Task description - Provide only the number of lines in the records below that include "cumpărare".
____________
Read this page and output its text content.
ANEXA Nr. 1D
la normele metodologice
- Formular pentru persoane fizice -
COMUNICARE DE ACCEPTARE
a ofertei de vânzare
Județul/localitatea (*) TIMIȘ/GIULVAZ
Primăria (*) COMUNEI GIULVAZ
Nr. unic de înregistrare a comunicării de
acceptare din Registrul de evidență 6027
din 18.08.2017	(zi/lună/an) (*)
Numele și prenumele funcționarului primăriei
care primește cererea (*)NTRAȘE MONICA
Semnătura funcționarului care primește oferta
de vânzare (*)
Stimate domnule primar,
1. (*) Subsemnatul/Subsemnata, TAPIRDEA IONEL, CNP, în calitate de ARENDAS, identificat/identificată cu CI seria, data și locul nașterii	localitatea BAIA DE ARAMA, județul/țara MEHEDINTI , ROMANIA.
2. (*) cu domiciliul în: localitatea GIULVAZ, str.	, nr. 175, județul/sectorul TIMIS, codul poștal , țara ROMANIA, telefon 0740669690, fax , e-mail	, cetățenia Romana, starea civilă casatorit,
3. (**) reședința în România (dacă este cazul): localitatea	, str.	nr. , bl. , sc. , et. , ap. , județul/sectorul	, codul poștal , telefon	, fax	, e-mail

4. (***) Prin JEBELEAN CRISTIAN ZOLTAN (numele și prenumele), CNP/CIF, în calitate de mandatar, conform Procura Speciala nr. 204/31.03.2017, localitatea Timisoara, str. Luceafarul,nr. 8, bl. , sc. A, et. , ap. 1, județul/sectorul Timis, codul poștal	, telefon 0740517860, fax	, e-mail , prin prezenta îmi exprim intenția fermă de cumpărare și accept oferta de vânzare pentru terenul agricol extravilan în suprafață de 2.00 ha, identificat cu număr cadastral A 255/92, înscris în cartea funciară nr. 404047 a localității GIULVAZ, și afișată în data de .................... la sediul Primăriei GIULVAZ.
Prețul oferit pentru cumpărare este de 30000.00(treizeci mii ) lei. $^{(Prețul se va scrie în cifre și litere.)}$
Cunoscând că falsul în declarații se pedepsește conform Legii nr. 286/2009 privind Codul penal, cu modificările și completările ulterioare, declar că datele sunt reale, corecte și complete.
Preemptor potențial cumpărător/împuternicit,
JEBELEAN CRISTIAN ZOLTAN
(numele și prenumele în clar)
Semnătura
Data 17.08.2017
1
____________
Task response - 2